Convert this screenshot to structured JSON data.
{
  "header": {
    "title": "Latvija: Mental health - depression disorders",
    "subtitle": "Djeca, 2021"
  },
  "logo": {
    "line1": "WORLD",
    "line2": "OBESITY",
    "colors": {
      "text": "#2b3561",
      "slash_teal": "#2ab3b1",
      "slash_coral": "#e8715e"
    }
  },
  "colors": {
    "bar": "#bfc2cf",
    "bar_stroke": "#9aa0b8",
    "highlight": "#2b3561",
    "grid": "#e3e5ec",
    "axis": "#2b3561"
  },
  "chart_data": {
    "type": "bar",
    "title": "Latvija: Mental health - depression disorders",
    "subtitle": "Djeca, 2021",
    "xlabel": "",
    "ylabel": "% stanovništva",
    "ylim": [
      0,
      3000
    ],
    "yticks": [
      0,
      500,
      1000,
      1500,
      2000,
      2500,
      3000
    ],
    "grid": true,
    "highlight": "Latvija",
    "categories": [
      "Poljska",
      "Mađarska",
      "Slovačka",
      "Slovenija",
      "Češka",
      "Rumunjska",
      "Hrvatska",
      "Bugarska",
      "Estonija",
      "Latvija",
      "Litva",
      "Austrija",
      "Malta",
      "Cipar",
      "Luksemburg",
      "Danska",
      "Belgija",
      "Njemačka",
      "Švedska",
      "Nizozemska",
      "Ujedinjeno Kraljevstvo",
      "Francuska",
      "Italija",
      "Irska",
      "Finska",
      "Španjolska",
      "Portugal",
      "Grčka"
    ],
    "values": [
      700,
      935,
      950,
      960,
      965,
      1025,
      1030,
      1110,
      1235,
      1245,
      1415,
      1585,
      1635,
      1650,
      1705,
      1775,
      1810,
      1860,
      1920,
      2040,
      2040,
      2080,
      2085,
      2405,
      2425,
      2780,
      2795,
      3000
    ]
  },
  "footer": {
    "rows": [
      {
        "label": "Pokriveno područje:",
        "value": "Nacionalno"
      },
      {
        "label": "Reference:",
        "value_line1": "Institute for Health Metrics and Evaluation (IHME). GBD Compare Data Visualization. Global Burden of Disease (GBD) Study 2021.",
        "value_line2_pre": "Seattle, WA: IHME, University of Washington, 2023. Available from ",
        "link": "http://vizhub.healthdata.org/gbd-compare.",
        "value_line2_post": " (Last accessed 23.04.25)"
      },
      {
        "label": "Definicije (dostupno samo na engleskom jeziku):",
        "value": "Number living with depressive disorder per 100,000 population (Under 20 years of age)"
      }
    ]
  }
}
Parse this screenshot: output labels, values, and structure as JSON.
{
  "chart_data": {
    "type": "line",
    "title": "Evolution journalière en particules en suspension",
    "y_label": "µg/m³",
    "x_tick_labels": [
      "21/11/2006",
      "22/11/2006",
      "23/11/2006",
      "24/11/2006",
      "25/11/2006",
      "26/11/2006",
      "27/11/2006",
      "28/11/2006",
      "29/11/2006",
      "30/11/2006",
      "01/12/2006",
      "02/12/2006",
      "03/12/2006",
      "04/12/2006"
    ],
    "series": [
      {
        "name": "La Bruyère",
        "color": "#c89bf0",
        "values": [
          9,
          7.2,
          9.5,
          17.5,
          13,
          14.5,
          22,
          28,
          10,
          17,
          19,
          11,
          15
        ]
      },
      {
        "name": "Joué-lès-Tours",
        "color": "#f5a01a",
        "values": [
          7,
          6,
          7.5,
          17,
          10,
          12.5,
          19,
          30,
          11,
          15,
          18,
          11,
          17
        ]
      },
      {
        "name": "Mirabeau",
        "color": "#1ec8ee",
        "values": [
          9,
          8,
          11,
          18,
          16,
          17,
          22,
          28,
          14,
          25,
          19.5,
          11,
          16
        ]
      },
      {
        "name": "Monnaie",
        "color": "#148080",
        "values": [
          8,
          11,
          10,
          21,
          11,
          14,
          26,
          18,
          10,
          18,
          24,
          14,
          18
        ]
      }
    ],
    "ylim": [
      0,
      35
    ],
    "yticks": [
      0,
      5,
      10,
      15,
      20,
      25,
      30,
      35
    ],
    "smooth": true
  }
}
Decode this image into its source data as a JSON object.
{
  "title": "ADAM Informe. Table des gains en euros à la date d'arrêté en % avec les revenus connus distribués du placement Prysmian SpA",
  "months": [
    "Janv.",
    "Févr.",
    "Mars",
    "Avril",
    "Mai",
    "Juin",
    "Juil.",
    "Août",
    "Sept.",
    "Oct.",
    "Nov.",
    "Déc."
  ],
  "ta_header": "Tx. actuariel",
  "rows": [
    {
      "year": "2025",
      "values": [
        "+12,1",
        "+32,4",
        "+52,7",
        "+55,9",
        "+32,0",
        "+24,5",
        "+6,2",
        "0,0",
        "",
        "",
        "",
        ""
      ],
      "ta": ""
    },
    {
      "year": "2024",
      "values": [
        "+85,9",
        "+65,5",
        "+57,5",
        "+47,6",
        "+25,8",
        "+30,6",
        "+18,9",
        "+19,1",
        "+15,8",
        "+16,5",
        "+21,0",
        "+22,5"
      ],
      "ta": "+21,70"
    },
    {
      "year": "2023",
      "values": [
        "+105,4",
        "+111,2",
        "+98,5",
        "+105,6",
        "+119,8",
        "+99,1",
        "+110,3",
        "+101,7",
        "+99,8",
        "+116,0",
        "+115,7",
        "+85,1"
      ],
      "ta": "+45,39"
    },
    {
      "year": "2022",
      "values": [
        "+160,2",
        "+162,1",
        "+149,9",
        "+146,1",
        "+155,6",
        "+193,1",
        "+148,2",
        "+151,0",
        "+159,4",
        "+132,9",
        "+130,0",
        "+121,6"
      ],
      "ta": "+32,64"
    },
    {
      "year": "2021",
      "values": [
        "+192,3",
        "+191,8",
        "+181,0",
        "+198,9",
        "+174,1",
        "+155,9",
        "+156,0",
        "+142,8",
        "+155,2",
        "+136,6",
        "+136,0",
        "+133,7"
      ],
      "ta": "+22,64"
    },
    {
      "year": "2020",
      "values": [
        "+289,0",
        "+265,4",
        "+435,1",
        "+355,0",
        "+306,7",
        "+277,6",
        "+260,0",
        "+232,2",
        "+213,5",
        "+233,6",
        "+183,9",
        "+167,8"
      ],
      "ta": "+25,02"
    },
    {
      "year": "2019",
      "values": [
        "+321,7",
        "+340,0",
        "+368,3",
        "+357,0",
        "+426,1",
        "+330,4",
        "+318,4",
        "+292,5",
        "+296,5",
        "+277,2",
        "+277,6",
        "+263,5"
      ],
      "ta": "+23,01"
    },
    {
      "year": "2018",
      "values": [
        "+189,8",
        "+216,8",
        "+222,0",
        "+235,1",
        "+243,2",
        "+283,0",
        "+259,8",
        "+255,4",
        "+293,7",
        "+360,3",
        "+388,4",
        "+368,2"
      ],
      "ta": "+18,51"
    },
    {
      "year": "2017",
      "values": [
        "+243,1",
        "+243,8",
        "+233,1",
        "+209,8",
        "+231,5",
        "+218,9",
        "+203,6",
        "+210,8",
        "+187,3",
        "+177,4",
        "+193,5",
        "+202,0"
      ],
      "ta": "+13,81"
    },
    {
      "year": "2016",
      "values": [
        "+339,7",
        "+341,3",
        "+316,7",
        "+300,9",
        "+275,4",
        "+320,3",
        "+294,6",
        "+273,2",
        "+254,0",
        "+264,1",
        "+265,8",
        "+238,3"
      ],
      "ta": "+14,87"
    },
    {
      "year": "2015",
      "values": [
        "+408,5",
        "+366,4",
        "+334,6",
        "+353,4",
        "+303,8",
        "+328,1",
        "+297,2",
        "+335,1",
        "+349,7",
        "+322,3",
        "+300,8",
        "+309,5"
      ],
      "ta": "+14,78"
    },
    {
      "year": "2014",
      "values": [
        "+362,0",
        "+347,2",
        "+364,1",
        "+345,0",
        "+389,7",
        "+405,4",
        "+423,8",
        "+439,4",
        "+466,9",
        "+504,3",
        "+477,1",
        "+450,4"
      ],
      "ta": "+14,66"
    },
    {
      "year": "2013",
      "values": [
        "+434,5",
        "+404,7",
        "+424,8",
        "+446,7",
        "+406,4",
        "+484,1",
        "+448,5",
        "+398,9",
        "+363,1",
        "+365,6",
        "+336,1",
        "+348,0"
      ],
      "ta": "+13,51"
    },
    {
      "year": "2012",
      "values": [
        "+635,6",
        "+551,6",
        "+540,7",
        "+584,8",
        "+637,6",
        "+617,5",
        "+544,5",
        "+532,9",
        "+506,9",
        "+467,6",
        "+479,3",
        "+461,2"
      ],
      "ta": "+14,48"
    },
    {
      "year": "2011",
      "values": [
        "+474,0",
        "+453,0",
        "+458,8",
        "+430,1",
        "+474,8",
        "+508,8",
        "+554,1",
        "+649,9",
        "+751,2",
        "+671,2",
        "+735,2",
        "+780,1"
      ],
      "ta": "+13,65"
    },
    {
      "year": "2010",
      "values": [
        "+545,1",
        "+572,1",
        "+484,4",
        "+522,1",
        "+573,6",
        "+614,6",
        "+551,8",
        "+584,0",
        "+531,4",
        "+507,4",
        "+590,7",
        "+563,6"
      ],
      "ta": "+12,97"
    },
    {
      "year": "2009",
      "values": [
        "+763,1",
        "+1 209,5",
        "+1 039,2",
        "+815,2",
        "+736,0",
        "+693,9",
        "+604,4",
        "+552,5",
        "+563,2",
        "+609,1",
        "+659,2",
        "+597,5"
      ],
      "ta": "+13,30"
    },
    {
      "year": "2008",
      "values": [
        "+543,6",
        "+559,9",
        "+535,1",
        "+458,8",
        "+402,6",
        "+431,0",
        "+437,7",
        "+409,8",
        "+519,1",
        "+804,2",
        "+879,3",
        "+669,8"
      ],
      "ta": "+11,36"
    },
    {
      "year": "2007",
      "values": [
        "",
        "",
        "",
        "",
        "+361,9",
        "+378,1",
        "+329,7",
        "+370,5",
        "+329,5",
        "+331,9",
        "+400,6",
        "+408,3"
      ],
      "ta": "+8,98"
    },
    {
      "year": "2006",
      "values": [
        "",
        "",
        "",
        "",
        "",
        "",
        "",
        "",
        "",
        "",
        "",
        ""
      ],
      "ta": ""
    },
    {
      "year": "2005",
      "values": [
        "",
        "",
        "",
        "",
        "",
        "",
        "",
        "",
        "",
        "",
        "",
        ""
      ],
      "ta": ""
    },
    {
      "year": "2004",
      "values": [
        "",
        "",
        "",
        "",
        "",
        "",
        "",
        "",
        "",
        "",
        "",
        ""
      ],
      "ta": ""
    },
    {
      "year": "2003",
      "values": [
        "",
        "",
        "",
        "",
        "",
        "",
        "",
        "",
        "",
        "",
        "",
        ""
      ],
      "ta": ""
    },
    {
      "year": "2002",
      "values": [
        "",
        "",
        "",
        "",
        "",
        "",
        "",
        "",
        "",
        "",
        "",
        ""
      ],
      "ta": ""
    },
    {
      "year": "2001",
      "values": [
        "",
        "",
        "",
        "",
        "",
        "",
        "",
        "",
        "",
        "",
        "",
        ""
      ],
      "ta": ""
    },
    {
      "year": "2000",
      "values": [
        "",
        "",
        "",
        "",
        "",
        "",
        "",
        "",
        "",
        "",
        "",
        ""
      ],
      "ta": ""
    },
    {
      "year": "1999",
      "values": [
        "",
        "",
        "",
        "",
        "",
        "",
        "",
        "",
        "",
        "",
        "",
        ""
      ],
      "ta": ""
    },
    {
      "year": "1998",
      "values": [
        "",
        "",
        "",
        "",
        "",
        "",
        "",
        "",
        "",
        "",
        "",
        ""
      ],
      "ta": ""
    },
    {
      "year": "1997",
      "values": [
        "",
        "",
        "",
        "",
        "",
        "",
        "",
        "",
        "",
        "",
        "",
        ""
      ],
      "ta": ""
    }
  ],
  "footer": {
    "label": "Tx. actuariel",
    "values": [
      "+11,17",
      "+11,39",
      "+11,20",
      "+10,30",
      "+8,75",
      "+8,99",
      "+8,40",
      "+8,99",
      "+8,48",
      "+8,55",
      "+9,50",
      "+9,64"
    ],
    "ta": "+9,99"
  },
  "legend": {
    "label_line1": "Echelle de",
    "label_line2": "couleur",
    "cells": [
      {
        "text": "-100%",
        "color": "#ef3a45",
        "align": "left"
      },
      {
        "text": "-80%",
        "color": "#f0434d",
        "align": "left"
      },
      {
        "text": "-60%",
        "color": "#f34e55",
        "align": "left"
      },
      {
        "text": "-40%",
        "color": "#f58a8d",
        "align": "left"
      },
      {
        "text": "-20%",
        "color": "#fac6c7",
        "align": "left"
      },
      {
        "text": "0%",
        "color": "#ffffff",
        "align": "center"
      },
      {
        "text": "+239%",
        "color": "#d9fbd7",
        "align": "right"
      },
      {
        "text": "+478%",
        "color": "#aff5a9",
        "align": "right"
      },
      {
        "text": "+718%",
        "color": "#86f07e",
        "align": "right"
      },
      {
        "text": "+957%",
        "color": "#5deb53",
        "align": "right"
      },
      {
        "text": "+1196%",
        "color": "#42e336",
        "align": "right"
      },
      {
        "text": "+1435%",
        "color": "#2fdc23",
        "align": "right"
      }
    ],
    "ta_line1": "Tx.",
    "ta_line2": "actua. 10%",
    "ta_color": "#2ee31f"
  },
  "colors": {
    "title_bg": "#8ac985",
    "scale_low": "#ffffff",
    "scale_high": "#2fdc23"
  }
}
§ §
- [DIRECTION]
Answer with one number: how many lines of the entries above include the word "JSON".

- [CORRECT OUTPUT]
3